EXERCISE: Check every line of the material below for the string "卫生招聘考试之卫生招聘", and return the ones that have it.

RECORDS PROVIDED:
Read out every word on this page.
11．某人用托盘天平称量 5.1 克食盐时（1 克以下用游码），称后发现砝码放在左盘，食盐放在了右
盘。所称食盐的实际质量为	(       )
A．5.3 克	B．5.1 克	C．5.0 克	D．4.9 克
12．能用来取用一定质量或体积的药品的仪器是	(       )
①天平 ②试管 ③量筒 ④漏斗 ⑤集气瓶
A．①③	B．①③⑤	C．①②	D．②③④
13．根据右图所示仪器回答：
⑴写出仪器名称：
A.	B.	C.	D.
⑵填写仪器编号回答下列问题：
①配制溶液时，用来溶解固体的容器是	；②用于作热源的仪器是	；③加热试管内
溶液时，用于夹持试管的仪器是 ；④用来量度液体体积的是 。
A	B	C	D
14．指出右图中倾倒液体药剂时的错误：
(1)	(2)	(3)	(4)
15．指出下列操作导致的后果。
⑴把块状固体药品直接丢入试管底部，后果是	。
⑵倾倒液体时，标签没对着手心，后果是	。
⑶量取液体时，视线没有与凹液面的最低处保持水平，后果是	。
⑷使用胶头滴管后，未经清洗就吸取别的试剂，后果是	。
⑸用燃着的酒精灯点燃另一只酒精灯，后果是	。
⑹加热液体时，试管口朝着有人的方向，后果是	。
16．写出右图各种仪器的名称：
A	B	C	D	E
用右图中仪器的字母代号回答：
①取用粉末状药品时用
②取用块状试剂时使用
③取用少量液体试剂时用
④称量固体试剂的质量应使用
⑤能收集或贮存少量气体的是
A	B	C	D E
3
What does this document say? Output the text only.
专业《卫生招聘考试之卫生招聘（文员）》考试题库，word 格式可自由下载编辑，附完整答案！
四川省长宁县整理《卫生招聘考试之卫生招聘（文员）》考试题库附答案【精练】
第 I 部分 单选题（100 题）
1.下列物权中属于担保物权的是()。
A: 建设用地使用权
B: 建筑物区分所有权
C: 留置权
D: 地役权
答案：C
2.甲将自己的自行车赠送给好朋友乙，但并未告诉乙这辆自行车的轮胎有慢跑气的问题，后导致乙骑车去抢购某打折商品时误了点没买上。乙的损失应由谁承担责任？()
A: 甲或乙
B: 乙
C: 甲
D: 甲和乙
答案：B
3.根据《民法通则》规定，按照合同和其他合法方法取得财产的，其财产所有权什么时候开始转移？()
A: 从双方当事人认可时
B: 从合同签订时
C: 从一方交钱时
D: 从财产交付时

EXPECTED OUTPUT:
专业《卫生招聘考试之卫生招聘（文员）》考试题库，word 格式可自由下载编辑，附完整答案！
四川省长宁县整理《卫生招聘考试之卫生招聘（文员）》考试题库附答案【精练】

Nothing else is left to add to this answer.